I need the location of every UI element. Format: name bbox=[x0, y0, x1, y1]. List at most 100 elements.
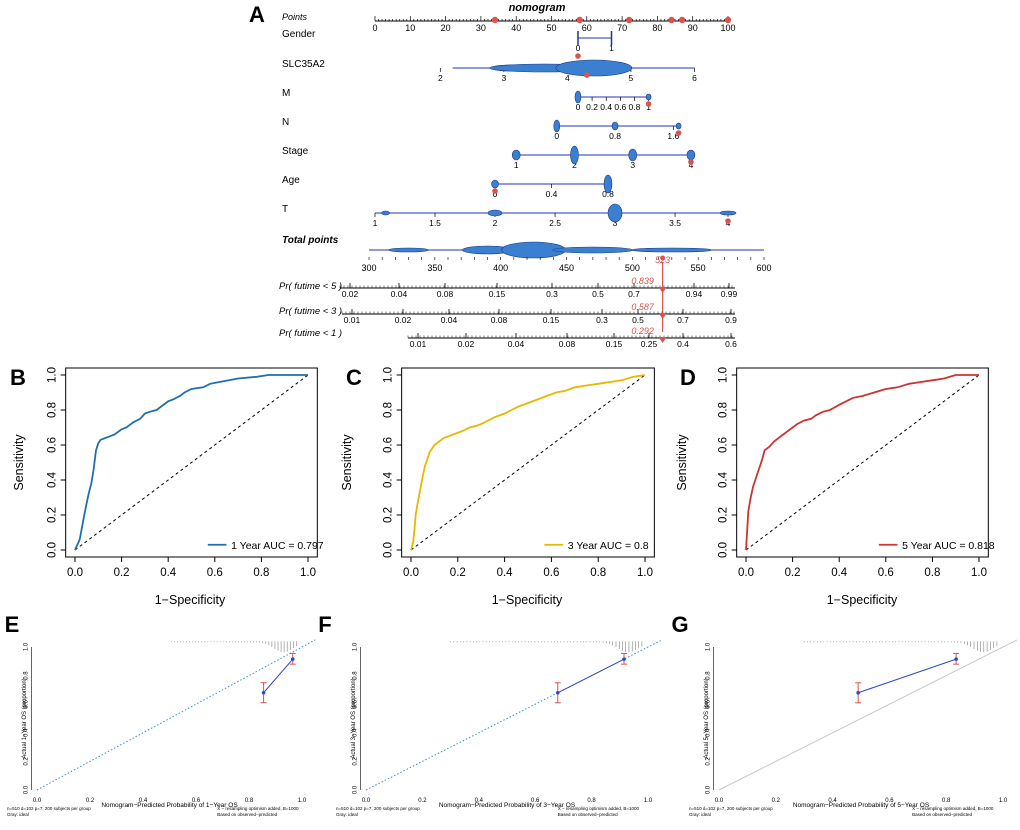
variable-tick-label: 1 bbox=[646, 102, 651, 112]
age-selected-dot bbox=[492, 188, 498, 194]
probability-tick-label: 0.02 bbox=[395, 315, 412, 325]
calibration-curve bbox=[263, 658, 294, 694]
calibration-y-tick-label: 0.6 bbox=[24, 699, 30, 708]
roc-y-tick-label: 0.2 bbox=[383, 507, 395, 523]
calibration-y-tick-label: 0.6 bbox=[705, 699, 711, 708]
calibration-y-tick-label: 0.4 bbox=[352, 728, 358, 737]
roc-y-tick-label: 0.0 bbox=[718, 542, 730, 558]
calibration-note-right: Based on observed−predicted bbox=[558, 812, 618, 817]
roc-y-tick-label: 0.6 bbox=[718, 437, 730, 453]
roc-plot-frame bbox=[65, 367, 318, 558]
gender-selected-dot bbox=[575, 53, 581, 59]
calibration-point bbox=[856, 690, 860, 695]
variable-tick-label: 0 bbox=[576, 43, 581, 53]
probability-row-label: Pr( futime < 1 ) bbox=[279, 328, 342, 339]
total-points-tick-label: 400 bbox=[493, 263, 508, 273]
roc-x-tick-label: 0.6 bbox=[878, 567, 894, 579]
calibration-x-axis-label: Nomogram−Predicted Probability of 3−Year… bbox=[439, 802, 576, 809]
calibration-y-tick-label: 0.8 bbox=[24, 671, 30, 680]
variable-label-stage: Stage bbox=[282, 146, 309, 157]
probability-tick-label: 0.94 bbox=[686, 289, 703, 299]
selected-points-dot bbox=[576, 16, 583, 24]
m-density bbox=[645, 93, 652, 101]
variable-tick-label: 0.6 bbox=[614, 102, 626, 112]
panel-label-a: A bbox=[249, 2, 265, 27]
variable-tick-label: 1 bbox=[514, 160, 519, 170]
probability-tick-label: 0.7 bbox=[677, 315, 689, 325]
roc-y-tick-label: 0.6 bbox=[383, 437, 395, 453]
roc-x-axis-label: 1−Specificity bbox=[492, 593, 563, 607]
calibration-y-tick-label: 0.0 bbox=[24, 785, 30, 794]
calibration-x-tick-label: 0.2 bbox=[86, 798, 95, 804]
m-density bbox=[574, 90, 582, 104]
calibration-x-axis-label: Nomogram−Predicted Probability of 1−Year… bbox=[101, 802, 238, 809]
stage-density bbox=[628, 148, 637, 162]
total-points-tick-label: 500 bbox=[625, 263, 640, 273]
roc-x-tick-label: 0.8 bbox=[924, 567, 940, 579]
probability-tick-label: 0.3 bbox=[546, 289, 558, 299]
probability-tick-label: 0.3 bbox=[596, 315, 608, 325]
n-density bbox=[675, 122, 682, 130]
calibration-x-tick-label: 0.6 bbox=[885, 798, 894, 804]
roc-x-tick-label: 0.0 bbox=[67, 567, 83, 579]
panel-label-d: D bbox=[680, 365, 696, 390]
panel-label-f: F bbox=[318, 612, 331, 637]
calibration-note-right: X − resampling optimism added, B=1000 bbox=[217, 806, 299, 811]
calibration-x-tick-label: 0.4 bbox=[139, 798, 148, 804]
roc-x-tick-label: 0.2 bbox=[114, 567, 130, 579]
variable-tick-label: 0 bbox=[493, 189, 498, 199]
probability-tick-label: 0.02 bbox=[342, 289, 359, 299]
points-tick-label: 70 bbox=[617, 23, 627, 33]
roc-diagonal-reference bbox=[745, 374, 980, 551]
probability-value: 0.292 bbox=[631, 326, 654, 336]
points-label: Points bbox=[282, 12, 308, 22]
probability-tick-label: 0.9 bbox=[725, 315, 737, 325]
selected-points-dot bbox=[491, 16, 499, 24]
variable-tick-label: 0.4 bbox=[546, 189, 558, 199]
calibration-curve bbox=[857, 658, 957, 694]
variable-tick-label: 0.8 bbox=[602, 189, 614, 199]
calibration-note-right: X − resampling optimism added, B=1000 bbox=[558, 806, 640, 811]
calibration-x-tick-label: 0.8 bbox=[587, 798, 596, 804]
roc-curve bbox=[745, 374, 979, 551]
variable-tick-label: 2 bbox=[438, 73, 443, 83]
points-tick-label: 50 bbox=[546, 23, 556, 33]
probability-tick-label: 0.08 bbox=[437, 289, 454, 299]
roc-y-tick-label: 0.8 bbox=[718, 402, 730, 418]
n-selected-dot bbox=[675, 130, 682, 136]
calibration-y-tick-label: 1.0 bbox=[705, 642, 711, 651]
t-selected-dot bbox=[725, 218, 731, 224]
points-tick-label: 0 bbox=[372, 23, 377, 33]
slc35a2-selected-dot bbox=[584, 72, 590, 78]
total-density bbox=[552, 246, 634, 254]
roc-y-tick-label: 1.0 bbox=[383, 367, 395, 383]
total-density bbox=[631, 247, 713, 253]
t-density bbox=[607, 203, 623, 223]
roc-x-tick-label: 0.8 bbox=[253, 567, 269, 579]
total-points-tick-label: 300 bbox=[361, 263, 376, 273]
calibration-x-tick-label: 0.6 bbox=[531, 798, 540, 804]
roc-y-tick-label: 0.2 bbox=[47, 507, 59, 523]
total-points-tick-label: 350 bbox=[427, 263, 442, 273]
roc-x-tick-label: 0.0 bbox=[403, 567, 419, 579]
stage-selected-dot bbox=[688, 159, 694, 165]
probability-tick-label: 0.15 bbox=[543, 315, 560, 325]
roc-plot-frame bbox=[736, 367, 989, 558]
panel-label-b: B bbox=[10, 365, 26, 390]
calibration-note-right: X − resampling optimism added, B=1000 bbox=[912, 806, 994, 811]
roc-y-tick-label: 1.0 bbox=[47, 367, 59, 383]
points-tick-label: 20 bbox=[441, 23, 451, 33]
stage-density bbox=[570, 145, 579, 165]
roc-x-tick-label: 1.0 bbox=[300, 567, 316, 579]
roc-x-tick-label: 0.2 bbox=[450, 567, 466, 579]
age-density bbox=[491, 179, 499, 189]
probability-arrow bbox=[658, 287, 667, 293]
roc-plot-frame bbox=[401, 367, 655, 558]
probability-arrow bbox=[658, 313, 667, 319]
probability-row-label: Pr( futime < 5 ) bbox=[279, 281, 342, 292]
calibration-y-axis-label: Actual 1−Year OS (proportion) bbox=[22, 678, 28, 758]
variable-tick-label: 3 bbox=[501, 73, 506, 83]
calibration-x-tick-label: 0.2 bbox=[772, 798, 781, 804]
roc-x-tick-label: 1.0 bbox=[637, 567, 653, 579]
variable-label-slc35a2: SLC35A2 bbox=[282, 59, 325, 70]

▶ _THE EXERCISE_
Collect every line above that contains the string "total", copying each one in full.

▶ _SOLUTION FOR THIS PROBLEM_
total-points-tick-label: 400 bbox=[493, 263, 508, 273]
total-points-tick-label: 500 bbox=[625, 263, 640, 273]
total-density bbox=[552, 246, 634, 254]
total-density bbox=[631, 247, 713, 253]
total-points-tick-label: 300 bbox=[361, 263, 376, 273]
total-points-tick-label: 350 bbox=[427, 263, 442, 273]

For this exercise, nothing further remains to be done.